▶ **Figure content listings**
╭──
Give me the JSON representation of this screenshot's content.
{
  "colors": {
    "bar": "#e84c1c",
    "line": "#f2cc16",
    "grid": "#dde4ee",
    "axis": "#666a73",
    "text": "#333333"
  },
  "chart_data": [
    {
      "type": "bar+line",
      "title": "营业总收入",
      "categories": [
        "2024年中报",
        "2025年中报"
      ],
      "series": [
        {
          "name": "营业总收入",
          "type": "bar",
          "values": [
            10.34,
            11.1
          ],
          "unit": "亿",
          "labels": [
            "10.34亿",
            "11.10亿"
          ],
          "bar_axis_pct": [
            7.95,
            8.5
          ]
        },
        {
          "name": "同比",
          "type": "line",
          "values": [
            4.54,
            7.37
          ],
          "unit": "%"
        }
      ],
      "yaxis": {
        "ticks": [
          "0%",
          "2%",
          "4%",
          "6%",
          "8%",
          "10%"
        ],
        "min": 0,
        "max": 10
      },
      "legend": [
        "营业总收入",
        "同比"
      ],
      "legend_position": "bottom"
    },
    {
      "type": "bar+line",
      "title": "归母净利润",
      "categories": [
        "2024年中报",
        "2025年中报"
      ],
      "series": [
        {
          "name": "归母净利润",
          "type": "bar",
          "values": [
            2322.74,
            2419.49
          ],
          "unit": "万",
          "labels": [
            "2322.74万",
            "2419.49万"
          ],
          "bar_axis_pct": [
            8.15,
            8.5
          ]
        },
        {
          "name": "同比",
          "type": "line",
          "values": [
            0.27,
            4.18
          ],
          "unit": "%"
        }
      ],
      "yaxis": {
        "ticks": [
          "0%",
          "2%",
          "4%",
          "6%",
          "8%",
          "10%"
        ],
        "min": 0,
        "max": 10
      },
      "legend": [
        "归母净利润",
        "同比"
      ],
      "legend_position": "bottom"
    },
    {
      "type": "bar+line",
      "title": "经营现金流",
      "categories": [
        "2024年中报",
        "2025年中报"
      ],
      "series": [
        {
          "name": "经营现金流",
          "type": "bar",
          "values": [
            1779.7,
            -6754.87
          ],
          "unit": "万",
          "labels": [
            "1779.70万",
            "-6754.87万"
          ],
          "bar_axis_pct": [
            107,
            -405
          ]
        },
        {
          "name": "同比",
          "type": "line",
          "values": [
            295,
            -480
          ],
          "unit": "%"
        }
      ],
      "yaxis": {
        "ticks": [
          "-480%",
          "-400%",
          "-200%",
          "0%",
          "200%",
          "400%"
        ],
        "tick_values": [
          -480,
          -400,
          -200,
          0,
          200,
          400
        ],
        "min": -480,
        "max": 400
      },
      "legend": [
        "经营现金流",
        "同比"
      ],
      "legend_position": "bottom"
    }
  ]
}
╰──
▶ **TASK REQUIREMENTS**
Copy out each record, keeping every word as it is.

▶ **OUTPUT FOR THIS TASK**
Give me the JSON representation of this screenshot's content.
{
  "colors": {
    "bar": "#e84c1c",
    "line": "#f2cc16",
    "grid": "#dde4ee",
    "axis": "#666a73",
    "text": "#333333"
  },
  "chart_data": [
    {
      "type": "bar+line",
      "title": "营业总收入",
      "categories": [
        "2024年中报",
        "2025年中报"
      ],
      "series": [
        {
          "name": "营业总收入",
          "type": "bar",
          "values": [
            10.34,
            11.1
          ],
          "unit": "亿",
          "labels": [
            "10.34亿",
            "11.10亿"
          ],
          "bar_axis_pct": [
            7.95,
            8.5
          ]
        },
        {
          "name": "同比",
          "type": "line",
          "values": [
            4.54,
            7.37
          ],
          "unit": "%"
        }
      ],
      "yaxis": {
        "ticks": [
          "0%",
          "2%",
          "4%",
          "6%",
          "8%",
          "10%"
        ],
        "min": 0,
        "max": 10
      },
      "legend": [
        "营业总收入",
        "同比"
      ],
      "legend_position": "bottom"
    },
    {
      "type": "bar+line",
      "title": "归母净利润",
      "categories": [
        "2024年中报",
        "2025年中报"
      ],
      "series": [
        {
          "name": "归母净利润",
          "type": "bar",
          "values": [
            2322.74,
            2419.49
          ],
          "unit": "万",
          "labels": [
            "2322.74万",
            "2419.49万"
          ],
          "bar_axis_pct": [
            8.15,
            8.5
          ]
        },
        {
          "name": "同比",
          "type": "line",
          "values": [
            0.27,
            4.18
          ],
          "unit": "%"
        }
      ],
      "yaxis": {
        "ticks": [
          "0%",
          "2%",
          "4%",
          "6%",
          "8%",
          "10%"
        ],
        "min": 0,
        "max": 10
      },
      "legend": [
        "归母净利润",
        "同比"
      ],
      "legend_position": "bottom"
    },
    {
      "type": "bar+line",
      "title": "经营现金流",
      "categories": [
        "2024年中报",
        "2025年中报"
      ],
      "series": [
        {
          "name": "经营现金流",
          "type": "bar",
          "values": [
            1779.7,
            -6754.87
          ],
          "unit": "万",
          "labels": [
            "1779.70万",
            "-6754.87万"
          ],
          "bar_axis_pct": [
            107,
            -405
          ]
        },
        {
          "name": "同比",
          "type": "line",
          "values": [
            295,
            -480
          ],
          "unit": "%"
        }
      ],
      "yaxis": {
        "ticks": [
          "-480%",
          "-400%",
          "-200%",
          "0%",
          "200%",
          "400%"
        ],
        "tick_values": [
          -480,
          -400,
          -200,
          0,
          200,
          400
        ],
        "min": -480,
        "max": 400
      },
      "legend": [
        "经营现金流",
        "同比"
      ],
      "legend_position": "bottom"
    }
  ]
}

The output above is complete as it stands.